>> BEGIN Stored rows

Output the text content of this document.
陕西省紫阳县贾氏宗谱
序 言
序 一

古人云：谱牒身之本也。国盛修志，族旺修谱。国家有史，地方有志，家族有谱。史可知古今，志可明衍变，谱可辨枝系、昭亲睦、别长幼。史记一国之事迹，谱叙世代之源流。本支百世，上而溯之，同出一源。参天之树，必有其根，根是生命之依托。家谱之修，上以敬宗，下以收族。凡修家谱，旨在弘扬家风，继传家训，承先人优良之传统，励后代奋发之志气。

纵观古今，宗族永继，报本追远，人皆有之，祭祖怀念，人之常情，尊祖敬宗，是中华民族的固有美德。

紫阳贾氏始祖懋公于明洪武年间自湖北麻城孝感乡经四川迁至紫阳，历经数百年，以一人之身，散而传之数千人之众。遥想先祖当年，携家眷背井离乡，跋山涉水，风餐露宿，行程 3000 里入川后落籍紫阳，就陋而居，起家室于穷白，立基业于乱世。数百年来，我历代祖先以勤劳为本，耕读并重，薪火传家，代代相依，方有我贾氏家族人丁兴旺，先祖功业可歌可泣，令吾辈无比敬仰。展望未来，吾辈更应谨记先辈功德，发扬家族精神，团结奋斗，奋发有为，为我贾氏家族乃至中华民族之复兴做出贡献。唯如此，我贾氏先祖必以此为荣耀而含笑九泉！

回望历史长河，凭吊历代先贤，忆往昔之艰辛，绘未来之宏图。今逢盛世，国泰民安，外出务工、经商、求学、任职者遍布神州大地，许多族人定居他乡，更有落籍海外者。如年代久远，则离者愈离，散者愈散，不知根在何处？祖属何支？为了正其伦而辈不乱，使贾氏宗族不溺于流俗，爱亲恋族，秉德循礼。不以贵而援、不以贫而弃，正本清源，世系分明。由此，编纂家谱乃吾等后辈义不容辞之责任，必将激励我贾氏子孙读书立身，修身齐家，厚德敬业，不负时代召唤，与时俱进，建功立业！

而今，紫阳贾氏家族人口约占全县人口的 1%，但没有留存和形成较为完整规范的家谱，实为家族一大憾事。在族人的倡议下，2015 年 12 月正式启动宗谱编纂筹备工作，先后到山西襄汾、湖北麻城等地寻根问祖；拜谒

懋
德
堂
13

>> END Stored rows

To do |
Each entry above needs to be retyped exactly.

In response |
Output the text content of this document.
陕西省紫阳县贾氏宗谱
序 言
序 一

古人云：谱牒身之本也。国盛修志，族旺修谱。国家有史，地方有志，家族有谱。史可知古今，志可明衍变，谱可辨枝系、昭亲睦、别长幼。史记一国之事迹，谱叙世代之源流。本支百世，上而溯之，同出一源。参天之树，必有其根，根是生命之依托。家谱之修，上以敬宗，下以收族。凡修家谱，旨在弘扬家风，继传家训，承先人优良之传统，励后代奋发之志气。

纵观古今，宗族永继，报本追远，人皆有之，祭祖怀念，人之常情，尊祖敬宗，是中华民族的固有美德。

紫阳贾氏始祖懋公于明洪武年间自湖北麻城孝感乡经四川迁至紫阳，历经数百年，以一人之身，散而传之数千人之众。遥想先祖当年，携家眷背井离乡，跋山涉水，风餐露宿，行程 3000 里入川后落籍紫阳，就陋而居，起家室于穷白，立基业于乱世。数百年来，我历代祖先以勤劳为本，耕读并重，薪火传家，代代相依，方有我贾氏家族人丁兴旺，先祖功业可歌可泣，令吾辈无比敬仰。展望未来，吾辈更应谨记先辈功德，发扬家族精神，团结奋斗，奋发有为，为我贾氏家族乃至中华民族之复兴做出贡献。唯如此，我贾氏先祖必以此为荣耀而含笑九泉！

回望历史长河，凭吊历代先贤，忆往昔之艰辛，绘未来之宏图。今逢盛世，国泰民安，外出务工、经商、求学、任职者遍布神州大地，许多族人定居他乡，更有落籍海外者。如年代久远，则离者愈离，散者愈散，不知根在何处？祖属何支？为了正其伦而辈不乱，使贾氏宗族不溺于流俗，爱亲恋族，秉德循礼。不以贵而援、不以贫而弃，正本清源，世系分明。由此，编纂家谱乃吾等后辈义不容辞之责任，必将激励我贾氏子孙读书立身，修身齐家，厚德敬业，不负时代召唤，与时俱进，建功立业！

而今，紫阳贾氏家族人口约占全县人口的 1%，但没有留存和形成较为完整规范的家谱，实为家族一大憾事。在族人的倡议下，2015 年 12 月正式启动宗谱编纂筹备工作，先后到山西襄汾、湖北麻城等地寻根问祖；拜谒

懋
德
堂
13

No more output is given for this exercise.